───── Data for the task ─────
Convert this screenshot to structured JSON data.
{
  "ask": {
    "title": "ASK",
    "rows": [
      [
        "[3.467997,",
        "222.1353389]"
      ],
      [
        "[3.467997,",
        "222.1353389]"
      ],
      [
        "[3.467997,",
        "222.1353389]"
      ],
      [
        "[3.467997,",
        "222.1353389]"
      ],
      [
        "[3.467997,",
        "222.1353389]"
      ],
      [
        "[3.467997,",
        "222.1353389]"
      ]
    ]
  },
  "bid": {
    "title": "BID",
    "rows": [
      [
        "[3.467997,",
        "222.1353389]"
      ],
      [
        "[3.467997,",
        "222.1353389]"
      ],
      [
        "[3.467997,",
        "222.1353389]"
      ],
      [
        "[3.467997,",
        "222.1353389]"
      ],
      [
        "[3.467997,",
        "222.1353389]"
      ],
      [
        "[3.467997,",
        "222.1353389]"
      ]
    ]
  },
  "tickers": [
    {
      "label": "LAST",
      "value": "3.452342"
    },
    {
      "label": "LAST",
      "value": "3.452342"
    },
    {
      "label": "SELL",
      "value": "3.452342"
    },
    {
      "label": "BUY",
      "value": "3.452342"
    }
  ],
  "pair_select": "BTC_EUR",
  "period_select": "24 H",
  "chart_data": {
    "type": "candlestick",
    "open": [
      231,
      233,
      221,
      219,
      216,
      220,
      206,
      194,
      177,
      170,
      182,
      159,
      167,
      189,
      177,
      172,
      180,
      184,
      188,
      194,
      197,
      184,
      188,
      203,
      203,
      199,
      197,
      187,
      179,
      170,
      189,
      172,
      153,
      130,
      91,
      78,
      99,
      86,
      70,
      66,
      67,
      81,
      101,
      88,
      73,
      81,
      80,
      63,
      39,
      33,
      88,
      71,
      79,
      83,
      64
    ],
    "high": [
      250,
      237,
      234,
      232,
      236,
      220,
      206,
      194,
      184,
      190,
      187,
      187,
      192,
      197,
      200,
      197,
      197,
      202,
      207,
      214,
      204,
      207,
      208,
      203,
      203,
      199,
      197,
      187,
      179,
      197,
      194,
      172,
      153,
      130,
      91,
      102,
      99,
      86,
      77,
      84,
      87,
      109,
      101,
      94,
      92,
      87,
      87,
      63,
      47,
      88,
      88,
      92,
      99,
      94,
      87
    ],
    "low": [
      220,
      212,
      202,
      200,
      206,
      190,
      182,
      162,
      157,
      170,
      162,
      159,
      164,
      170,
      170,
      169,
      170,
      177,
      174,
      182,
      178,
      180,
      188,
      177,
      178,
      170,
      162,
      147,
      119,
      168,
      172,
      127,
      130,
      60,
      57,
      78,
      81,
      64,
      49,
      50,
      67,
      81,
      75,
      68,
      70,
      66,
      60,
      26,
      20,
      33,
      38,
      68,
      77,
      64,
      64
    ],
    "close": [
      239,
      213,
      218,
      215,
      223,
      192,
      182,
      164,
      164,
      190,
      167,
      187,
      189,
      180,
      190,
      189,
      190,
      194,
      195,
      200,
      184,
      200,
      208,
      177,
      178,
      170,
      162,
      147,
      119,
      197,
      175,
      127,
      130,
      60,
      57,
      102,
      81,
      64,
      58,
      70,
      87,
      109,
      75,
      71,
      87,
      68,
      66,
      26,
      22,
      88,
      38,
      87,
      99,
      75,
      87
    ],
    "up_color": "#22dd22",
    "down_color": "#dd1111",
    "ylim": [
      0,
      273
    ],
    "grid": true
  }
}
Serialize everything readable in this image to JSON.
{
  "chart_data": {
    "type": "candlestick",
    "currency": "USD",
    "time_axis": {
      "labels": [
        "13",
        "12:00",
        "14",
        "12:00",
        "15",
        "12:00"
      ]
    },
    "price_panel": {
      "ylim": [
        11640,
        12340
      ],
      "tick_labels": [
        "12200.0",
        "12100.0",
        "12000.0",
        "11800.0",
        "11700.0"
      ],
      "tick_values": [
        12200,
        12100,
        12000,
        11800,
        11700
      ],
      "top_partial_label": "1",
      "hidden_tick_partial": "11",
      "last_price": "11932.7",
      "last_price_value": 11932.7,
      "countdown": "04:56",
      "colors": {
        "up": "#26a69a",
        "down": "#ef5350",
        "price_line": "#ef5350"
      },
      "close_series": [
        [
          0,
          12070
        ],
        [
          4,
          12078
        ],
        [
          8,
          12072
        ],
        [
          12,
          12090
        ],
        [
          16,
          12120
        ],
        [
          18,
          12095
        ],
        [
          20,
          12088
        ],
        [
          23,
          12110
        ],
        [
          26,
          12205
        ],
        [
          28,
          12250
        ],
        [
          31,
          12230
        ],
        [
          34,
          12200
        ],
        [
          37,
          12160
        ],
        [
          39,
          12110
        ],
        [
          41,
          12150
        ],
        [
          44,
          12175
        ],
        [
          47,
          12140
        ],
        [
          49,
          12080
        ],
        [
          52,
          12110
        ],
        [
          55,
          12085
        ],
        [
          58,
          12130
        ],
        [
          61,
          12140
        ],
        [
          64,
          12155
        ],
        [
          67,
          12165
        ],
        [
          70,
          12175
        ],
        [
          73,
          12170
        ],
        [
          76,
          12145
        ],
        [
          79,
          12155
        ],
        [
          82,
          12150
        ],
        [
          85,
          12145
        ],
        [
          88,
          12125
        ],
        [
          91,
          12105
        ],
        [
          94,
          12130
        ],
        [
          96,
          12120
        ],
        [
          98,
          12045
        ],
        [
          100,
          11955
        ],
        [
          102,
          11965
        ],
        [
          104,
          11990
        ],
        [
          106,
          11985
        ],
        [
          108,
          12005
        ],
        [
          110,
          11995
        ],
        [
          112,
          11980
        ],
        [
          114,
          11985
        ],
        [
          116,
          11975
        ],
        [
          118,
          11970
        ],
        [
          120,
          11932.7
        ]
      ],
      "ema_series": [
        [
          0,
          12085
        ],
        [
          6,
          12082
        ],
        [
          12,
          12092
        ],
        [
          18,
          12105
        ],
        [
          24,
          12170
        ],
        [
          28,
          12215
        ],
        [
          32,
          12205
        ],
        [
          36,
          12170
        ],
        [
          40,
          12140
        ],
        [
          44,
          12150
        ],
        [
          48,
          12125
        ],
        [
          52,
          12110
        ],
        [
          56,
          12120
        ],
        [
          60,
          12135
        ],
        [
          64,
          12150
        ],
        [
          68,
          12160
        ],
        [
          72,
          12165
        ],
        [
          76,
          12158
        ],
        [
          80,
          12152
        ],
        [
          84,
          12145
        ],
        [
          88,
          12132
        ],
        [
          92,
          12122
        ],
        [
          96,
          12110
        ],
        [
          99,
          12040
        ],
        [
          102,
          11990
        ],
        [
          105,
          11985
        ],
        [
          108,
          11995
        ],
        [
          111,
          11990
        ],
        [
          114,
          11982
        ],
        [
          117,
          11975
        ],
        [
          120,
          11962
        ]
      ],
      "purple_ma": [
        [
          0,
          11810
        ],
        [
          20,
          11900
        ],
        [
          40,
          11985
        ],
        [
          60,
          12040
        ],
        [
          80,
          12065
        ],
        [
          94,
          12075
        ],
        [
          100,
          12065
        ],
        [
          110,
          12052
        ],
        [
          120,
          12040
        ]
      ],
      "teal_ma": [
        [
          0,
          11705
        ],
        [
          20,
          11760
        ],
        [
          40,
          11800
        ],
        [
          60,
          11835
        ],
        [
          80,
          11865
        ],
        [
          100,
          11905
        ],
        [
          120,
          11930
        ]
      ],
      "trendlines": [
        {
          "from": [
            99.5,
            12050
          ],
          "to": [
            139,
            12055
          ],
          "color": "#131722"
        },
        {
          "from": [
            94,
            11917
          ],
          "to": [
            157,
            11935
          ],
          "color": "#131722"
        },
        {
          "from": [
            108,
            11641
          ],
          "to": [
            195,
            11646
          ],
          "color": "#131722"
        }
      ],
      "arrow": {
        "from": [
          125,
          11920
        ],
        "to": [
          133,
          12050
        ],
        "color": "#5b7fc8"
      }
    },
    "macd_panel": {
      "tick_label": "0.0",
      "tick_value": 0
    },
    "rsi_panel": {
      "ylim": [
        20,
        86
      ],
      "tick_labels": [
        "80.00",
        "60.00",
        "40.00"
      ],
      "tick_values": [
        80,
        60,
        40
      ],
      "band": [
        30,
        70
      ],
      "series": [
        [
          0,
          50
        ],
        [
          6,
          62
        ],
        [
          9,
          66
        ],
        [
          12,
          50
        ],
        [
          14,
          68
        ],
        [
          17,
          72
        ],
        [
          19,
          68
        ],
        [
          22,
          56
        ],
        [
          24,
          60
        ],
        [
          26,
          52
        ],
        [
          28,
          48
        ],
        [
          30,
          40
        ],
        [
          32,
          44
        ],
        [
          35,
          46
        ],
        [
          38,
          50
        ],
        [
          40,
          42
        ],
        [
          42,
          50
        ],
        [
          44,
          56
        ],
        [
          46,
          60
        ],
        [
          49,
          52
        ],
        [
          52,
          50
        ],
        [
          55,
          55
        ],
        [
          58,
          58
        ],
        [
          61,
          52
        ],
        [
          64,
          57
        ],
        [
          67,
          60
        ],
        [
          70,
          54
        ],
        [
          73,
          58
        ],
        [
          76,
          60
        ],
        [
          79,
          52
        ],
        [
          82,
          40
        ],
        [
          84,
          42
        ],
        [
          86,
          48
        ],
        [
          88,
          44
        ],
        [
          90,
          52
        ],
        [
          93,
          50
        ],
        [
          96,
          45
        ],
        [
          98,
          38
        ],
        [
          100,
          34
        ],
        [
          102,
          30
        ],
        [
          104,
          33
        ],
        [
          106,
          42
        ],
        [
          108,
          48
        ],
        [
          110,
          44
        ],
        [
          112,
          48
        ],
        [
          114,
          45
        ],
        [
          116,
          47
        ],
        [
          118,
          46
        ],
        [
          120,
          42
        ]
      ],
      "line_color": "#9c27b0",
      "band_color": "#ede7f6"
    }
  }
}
─────
**Task objective:**
Identify lines with the string "JSON". Copy each one.

**Correct result:**
Convert this screenshot to structured JSON data.
Serialize everything readable in this image to JSON.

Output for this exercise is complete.